# Start of SUPPLIED RECORDS
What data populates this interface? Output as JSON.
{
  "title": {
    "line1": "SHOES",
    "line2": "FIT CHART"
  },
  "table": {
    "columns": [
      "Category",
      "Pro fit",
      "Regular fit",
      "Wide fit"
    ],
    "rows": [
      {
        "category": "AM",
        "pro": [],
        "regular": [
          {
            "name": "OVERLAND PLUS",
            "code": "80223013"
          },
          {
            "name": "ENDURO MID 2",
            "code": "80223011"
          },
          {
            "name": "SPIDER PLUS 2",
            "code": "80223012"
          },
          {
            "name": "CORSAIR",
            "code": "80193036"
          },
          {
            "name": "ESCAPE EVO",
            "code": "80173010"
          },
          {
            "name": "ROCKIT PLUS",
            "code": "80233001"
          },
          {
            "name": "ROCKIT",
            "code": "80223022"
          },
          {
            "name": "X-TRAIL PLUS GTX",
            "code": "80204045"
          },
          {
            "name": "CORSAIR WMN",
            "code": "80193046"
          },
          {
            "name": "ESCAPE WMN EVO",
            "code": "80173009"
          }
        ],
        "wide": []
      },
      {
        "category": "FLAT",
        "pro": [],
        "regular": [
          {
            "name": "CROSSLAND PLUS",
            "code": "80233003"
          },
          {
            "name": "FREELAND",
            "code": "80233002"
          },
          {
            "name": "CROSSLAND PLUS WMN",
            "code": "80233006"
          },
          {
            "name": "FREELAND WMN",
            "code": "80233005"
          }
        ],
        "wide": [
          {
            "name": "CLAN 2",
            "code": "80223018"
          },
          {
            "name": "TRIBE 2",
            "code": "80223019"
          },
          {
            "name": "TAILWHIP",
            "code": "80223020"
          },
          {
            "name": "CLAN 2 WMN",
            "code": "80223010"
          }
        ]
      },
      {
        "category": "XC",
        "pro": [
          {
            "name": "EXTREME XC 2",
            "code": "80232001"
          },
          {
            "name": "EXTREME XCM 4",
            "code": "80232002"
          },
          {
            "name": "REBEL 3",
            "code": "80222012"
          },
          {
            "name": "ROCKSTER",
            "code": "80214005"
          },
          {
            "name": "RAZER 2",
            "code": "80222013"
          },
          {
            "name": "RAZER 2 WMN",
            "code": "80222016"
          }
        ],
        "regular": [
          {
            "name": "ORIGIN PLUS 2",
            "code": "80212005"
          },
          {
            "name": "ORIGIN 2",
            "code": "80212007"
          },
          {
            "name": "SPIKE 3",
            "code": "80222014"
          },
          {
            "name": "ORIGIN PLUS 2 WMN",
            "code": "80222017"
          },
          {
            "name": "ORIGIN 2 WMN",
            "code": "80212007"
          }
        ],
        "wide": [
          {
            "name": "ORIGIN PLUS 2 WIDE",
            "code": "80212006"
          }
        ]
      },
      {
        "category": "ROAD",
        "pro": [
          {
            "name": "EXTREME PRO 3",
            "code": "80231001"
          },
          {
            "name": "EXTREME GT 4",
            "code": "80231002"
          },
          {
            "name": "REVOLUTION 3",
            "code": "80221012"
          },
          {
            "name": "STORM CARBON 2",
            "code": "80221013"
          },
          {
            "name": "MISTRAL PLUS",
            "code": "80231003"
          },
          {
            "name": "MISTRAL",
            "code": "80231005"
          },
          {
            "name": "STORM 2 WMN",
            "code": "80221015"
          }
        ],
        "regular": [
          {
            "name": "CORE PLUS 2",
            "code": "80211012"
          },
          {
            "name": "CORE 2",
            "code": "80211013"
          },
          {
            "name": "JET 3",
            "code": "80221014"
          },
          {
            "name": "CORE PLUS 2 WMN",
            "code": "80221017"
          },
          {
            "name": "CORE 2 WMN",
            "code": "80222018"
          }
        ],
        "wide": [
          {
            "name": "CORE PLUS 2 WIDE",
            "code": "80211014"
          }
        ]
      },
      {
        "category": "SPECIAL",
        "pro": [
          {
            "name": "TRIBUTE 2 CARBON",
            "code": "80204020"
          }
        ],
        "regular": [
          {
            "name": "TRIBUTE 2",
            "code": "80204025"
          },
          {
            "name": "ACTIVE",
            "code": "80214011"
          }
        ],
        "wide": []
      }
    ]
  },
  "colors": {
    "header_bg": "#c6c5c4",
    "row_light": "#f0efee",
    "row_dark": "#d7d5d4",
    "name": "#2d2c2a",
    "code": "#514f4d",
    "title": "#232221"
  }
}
# End of SUPPLIED RECORDS
### WRITTEN REQUEST
Read through the lines above and collect those that contain the string "TRIBUTE".

### THE OUTPUT
            "name": "TRIBUTE 2 CARBON",
            "name": "TRIBUTE 2",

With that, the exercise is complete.